Problem to work on: How many lines of the material below contain the string "file"? Answer with the number and nothing else.
--- Begin ---
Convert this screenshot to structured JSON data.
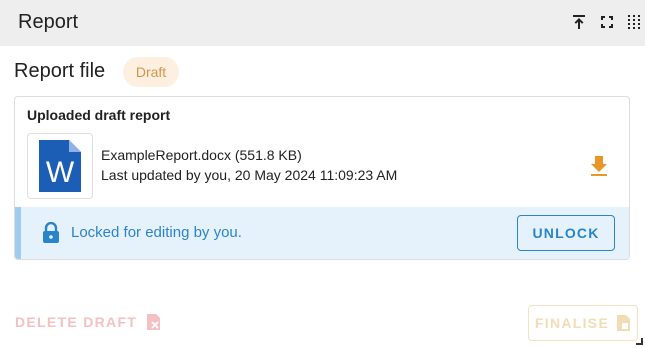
{
  "header": {
    "title": "Report",
    "icons": [
      "collapse-up-icon",
      "fullscreen-icon",
      "drag-grid-icon"
    ]
  },
  "heading": {
    "title": "Report file",
    "status_badge": "Draft"
  },
  "card": {
    "title": "Uploaded draft report",
    "file": {
      "icon": "word-document-icon",
      "name_line": "ExampleReport.docx (551.8 KB)",
      "meta_line": "Last updated by you, 20 May 2024 11:09:23 AM"
    },
    "download_icon": "download-icon",
    "lock_banner": {
      "icon": "lock-icon",
      "text": "Locked for editing by you.",
      "unlock_label": "UNLOCK"
    }
  },
  "actions": {
    "delete_label": "DELETE DRAFT",
    "delete_icon": "delete-file-icon",
    "finalise_label": "FINALISE",
    "finalise_icon": "finalise-file-icon"
  },
  "colors": {
    "header_bg": "#eeeeee",
    "accent_blue": "#2a84c9",
    "banner_bg": "#e6f2fb",
    "badge_bg": "#fdf0e1",
    "badge_text": "#d4954a",
    "download_orange": "#e8952a",
    "word_blue": "#1c5db5"
  }
}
--- End ---
Result of the exercise: 4